## Start Input
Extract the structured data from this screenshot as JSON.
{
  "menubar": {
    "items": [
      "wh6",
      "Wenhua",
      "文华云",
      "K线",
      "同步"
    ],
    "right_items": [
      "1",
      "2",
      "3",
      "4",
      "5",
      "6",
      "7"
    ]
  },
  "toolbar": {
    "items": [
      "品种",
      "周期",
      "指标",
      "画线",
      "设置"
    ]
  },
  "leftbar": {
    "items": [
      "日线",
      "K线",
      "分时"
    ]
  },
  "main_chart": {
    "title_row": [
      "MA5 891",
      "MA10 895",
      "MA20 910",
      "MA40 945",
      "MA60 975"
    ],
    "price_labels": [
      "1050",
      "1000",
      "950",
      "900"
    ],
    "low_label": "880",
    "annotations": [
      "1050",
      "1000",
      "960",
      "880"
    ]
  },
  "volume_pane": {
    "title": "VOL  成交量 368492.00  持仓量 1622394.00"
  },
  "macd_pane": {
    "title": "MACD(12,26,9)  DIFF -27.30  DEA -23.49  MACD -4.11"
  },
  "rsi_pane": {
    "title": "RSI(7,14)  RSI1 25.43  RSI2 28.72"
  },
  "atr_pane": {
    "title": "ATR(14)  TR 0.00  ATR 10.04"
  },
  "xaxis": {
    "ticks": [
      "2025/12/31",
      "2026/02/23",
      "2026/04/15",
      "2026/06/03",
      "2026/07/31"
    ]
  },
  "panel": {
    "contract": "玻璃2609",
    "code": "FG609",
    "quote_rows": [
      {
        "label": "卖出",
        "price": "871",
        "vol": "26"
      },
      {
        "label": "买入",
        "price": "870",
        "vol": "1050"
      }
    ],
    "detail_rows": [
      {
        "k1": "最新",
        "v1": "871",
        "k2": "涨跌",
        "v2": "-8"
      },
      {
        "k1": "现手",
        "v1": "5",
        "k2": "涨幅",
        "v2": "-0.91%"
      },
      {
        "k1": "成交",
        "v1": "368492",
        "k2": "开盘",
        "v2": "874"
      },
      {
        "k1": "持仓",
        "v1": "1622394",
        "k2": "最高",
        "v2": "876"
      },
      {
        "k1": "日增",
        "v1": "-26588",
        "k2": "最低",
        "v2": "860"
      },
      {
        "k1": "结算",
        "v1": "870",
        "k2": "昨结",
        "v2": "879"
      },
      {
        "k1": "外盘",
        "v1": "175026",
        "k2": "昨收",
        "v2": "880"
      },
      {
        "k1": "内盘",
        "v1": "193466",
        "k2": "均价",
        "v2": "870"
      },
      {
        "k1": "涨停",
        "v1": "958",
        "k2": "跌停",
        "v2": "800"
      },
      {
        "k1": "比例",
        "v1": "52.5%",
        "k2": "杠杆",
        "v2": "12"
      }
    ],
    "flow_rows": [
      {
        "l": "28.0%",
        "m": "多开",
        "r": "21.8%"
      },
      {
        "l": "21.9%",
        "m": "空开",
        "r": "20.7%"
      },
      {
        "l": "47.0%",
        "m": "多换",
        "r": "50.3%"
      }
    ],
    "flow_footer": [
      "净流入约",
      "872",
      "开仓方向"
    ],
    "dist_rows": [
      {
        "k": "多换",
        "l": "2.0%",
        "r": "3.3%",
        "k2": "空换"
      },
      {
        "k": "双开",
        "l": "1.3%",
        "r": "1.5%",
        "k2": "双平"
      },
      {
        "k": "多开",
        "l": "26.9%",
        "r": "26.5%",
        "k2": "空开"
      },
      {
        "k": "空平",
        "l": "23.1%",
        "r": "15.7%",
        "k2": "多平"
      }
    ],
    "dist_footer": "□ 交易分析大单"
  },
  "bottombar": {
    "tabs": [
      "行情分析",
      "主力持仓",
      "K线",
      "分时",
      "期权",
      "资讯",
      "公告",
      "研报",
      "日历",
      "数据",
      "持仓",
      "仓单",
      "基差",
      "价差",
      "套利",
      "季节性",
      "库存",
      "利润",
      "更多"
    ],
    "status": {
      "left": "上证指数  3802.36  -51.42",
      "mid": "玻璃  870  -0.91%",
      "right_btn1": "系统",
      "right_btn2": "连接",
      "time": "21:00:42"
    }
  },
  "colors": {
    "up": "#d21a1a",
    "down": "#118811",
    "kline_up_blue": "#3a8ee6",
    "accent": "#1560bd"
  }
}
## End Input
* The problem *
Each record above should be repeated exactly as it appears.

* Output of the task *
Extract the structured data from this screenshot as JSON.
{
  "menubar": {
    "items": [
      "wh6",
      "Wenhua",
      "文华云",
      "K线",
      "同步"
    ],
    "right_items": [
      "1",
      "2",
      "3",
      "4",
      "5",
      "6",
      "7"
    ]
  },
  "toolbar": {
    "items": [
      "品种",
      "周期",
      "指标",
      "画线",
      "设置"
    ]
  },
  "leftbar": {
    "items": [
      "日线",
      "K线",
      "分时"
    ]
  },
  "main_chart": {
    "title_row": [
      "MA5 891",
      "MA10 895",
      "MA20 910",
      "MA40 945",
      "MA60 975"
    ],
    "price_labels": [
      "1050",
      "1000",
      "950",
      "900"
    ],
    "low_label": "880",
    "annotations": [
      "1050",
      "1000",
      "960",
      "880"
    ]
  },
  "volume_pane": {
    "title": "VOL  成交量 368492.00  持仓量 1622394.00"
  },
  "macd_pane": {
    "title": "MACD(12,26,9)  DIFF -27.30  DEA -23.49  MACD -4.11"
  },
  "rsi_pane": {
    "title": "RSI(7,14)  RSI1 25.43  RSI2 28.72"
  },
  "atr_pane": {
    "title": "ATR(14)  TR 0.00  ATR 10.04"
  },
  "xaxis": {
    "ticks": [
      "2025/12/31",
      "2026/02/23",
      "2026/04/15",
      "2026/06/03",
      "2026/07/31"
    ]
  },
  "panel": {
    "contract": "玻璃2609",
    "code": "FG609",
    "quote_rows": [
      {
        "label": "卖出",
        "price": "871",
        "vol": "26"
      },
      {
        "label": "买入",
        "price": "870",
        "vol": "1050"
      }
    ],
    "detail_rows": [
      {
        "k1": "最新",
        "v1": "871",
        "k2": "涨跌",
        "v2": "-8"
      },
      {
        "k1": "现手",
        "v1": "5",
        "k2": "涨幅",
        "v2": "-0.91%"
      },
      {
        "k1": "成交",
        "v1": "368492",
        "k2": "开盘",
        "v2": "874"
      },
      {
        "k1": "持仓",
        "v1": "1622394",
        "k2": "最高",
        "v2": "876"
      },
      {
        "k1": "日增",
        "v1": "-26588",
        "k2": "最低",
        "v2": "860"
      },
      {
        "k1": "结算",
        "v1": "870",
        "k2": "昨结",
        "v2": "879"
      },
      {
        "k1": "外盘",
        "v1": "175026",
        "k2": "昨收",
        "v2": "880"
      },
      {
        "k1": "内盘",
        "v1": "193466",
        "k2": "均价",
        "v2": "870"
      },
      {
        "k1": "涨停",
        "v1": "958",
        "k2": "跌停",
        "v2": "800"
      },
      {
        "k1": "比例",
        "v1": "52.5%",
        "k2": "杠杆",
        "v2": "12"
      }
    ],
    "flow_rows": [
      {
        "l": "28.0%",
        "m": "多开",
        "r": "21.8%"
      },
      {
        "l": "21.9%",
        "m": "空开",
        "r": "20.7%"
      },
      {
        "l": "47.0%",
        "m": "多换",
        "r": "50.3%"
      }
    ],
    "flow_footer": [
      "净流入约",
      "872",
      "开仓方向"
    ],
    "dist_rows": [
      {
        "k": "多换",
        "l": "2.0%",
        "r": "3.3%",
        "k2": "空换"
      },
      {
        "k": "双开",
        "l": "1.3%",
        "r": "1.5%",
        "k2": "双平"
      },
      {
        "k": "多开",
        "l": "26.9%",
        "r": "26.5%",
        "k2": "空开"
      },
      {
        "k": "空平",
        "l": "23.1%",
        "r": "15.7%",
        "k2": "多平"
      }
    ],
    "dist_footer": "□ 交易分析大单"
  },
  "bottombar": {
    "tabs": [
      "行情分析",
      "主力持仓",
      "K线",
      "分时",
      "期权",
      "资讯",
      "公告",
      "研报",
      "日历",
      "数据",
      "持仓",
      "仓单",
      "基差",
      "价差",
      "套利",
      "季节性",
      "库存",
      "利润",
      "更多"
    ],
    "status": {
      "left": "上证指数  3802.36  -51.42",
      "mid": "玻璃  870  -0.91%",
      "right_btn1": "系统",
      "right_btn2": "连接",
      "time": "21:00:42"
    }
  },
  "colors": {
    "up": "#d21a1a",
    "down": "#118811",
    "kline_up_blue": "#3a8ee6",
    "accent": "#1560bd"
  }
}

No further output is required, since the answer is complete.